WHAT YOU ARE ASKED TO DO
Look through the data below. Pick out the lines holding the string "характера".
-- Begin RECORDS FOR THE EXERCISE --
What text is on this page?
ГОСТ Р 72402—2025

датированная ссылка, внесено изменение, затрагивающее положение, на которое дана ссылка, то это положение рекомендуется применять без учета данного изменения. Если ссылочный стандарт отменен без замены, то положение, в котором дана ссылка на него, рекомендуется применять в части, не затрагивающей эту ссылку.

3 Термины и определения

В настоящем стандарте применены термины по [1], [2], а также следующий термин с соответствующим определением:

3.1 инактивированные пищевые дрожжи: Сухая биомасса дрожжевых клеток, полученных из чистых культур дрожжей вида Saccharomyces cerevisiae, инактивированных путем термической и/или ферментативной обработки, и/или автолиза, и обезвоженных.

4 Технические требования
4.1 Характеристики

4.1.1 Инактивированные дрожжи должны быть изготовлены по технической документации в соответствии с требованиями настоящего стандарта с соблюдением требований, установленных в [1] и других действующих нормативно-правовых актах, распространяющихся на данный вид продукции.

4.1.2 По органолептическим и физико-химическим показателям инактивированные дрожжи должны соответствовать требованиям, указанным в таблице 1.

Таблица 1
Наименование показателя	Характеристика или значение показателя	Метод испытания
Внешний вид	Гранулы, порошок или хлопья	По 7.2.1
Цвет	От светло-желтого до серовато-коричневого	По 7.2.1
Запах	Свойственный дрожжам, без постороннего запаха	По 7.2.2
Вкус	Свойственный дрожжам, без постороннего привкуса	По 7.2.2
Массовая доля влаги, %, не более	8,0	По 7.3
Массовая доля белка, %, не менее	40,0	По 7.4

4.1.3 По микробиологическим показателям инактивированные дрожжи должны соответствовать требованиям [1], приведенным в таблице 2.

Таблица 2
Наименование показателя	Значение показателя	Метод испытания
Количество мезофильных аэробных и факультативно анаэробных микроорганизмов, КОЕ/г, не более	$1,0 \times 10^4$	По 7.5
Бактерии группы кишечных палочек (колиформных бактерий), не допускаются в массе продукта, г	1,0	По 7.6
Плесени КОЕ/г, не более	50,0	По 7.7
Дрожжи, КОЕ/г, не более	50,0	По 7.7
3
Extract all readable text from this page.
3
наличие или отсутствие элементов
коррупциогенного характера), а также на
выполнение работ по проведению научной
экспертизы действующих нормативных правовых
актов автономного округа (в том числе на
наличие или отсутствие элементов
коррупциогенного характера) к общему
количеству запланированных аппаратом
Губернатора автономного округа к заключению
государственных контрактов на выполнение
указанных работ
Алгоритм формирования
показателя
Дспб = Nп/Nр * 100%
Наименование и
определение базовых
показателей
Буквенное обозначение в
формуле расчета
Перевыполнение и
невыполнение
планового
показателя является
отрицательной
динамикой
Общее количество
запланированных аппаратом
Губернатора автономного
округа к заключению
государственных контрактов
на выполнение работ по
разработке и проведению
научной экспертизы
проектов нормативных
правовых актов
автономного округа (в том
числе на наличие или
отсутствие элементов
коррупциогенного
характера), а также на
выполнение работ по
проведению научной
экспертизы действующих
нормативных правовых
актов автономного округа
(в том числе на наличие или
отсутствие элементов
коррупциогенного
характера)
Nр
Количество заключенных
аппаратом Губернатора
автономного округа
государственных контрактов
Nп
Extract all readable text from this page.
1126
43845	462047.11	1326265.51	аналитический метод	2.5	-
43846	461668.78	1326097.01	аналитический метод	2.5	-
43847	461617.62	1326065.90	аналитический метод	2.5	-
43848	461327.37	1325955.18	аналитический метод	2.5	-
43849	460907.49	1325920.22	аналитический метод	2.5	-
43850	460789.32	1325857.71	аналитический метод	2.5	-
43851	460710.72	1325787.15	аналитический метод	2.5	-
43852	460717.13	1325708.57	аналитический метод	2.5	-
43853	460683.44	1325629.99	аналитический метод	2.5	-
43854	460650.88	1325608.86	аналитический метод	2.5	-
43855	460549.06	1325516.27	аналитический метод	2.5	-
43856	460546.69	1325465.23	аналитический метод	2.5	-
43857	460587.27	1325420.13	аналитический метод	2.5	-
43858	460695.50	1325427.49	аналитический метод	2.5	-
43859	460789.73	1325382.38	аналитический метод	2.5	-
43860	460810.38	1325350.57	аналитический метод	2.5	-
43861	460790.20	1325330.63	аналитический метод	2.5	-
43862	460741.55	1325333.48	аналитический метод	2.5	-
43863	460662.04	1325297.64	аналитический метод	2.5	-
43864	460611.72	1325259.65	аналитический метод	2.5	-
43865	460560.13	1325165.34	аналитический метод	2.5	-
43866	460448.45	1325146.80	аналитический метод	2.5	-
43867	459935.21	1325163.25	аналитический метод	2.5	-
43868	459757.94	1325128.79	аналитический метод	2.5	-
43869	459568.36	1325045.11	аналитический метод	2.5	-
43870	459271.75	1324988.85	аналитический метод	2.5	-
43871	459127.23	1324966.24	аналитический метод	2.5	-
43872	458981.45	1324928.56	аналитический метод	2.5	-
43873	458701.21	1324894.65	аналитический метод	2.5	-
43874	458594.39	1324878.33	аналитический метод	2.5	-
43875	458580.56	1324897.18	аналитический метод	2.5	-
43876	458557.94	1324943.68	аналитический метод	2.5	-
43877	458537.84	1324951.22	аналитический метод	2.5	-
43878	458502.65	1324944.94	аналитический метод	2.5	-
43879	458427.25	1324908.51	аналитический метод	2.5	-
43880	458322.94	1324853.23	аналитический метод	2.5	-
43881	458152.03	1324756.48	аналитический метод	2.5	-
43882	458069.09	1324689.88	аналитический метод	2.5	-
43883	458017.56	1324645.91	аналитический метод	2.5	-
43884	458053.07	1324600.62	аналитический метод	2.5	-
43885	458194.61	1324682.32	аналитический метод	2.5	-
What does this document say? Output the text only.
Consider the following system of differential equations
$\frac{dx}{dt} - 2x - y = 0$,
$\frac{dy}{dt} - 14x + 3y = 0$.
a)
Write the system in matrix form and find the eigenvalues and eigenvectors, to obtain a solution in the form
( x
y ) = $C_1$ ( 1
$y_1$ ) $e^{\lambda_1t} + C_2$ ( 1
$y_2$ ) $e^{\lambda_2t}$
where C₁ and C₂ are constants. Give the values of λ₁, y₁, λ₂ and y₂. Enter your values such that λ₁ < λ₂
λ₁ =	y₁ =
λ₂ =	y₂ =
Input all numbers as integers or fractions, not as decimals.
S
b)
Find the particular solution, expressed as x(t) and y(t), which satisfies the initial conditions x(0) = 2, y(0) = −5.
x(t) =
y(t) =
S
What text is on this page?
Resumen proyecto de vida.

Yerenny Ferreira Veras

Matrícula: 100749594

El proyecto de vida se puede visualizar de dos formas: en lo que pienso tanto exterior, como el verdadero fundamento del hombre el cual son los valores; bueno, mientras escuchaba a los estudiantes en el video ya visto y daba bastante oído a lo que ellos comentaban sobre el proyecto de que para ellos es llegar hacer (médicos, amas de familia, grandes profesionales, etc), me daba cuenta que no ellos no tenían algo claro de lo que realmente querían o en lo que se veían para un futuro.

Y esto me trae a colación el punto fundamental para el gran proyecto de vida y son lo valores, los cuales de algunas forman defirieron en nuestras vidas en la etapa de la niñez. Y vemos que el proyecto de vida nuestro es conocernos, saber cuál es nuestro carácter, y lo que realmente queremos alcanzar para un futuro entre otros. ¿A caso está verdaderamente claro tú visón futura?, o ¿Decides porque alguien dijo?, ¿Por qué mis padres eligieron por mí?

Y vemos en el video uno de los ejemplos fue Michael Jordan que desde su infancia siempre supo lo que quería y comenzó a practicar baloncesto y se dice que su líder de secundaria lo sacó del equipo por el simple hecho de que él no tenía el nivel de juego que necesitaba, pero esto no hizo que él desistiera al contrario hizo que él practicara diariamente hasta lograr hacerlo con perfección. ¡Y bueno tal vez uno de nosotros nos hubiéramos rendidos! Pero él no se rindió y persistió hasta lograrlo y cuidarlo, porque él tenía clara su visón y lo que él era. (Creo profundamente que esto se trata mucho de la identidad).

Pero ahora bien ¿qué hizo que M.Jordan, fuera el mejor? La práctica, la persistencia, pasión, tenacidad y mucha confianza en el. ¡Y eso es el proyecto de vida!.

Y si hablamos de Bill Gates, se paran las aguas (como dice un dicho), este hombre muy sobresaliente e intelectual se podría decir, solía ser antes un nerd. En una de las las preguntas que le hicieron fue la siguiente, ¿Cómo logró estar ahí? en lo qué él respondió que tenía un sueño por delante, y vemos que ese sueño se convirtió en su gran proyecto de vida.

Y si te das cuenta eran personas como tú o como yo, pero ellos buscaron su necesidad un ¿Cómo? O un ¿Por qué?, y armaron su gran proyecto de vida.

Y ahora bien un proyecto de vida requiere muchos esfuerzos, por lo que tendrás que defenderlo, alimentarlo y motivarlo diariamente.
-- End RECORDS FOR THE EXERCISE --
TASK RESULT
коррупциогенного характера), а также на
коррупциогенного характера) к общему
характера), а также на
характера)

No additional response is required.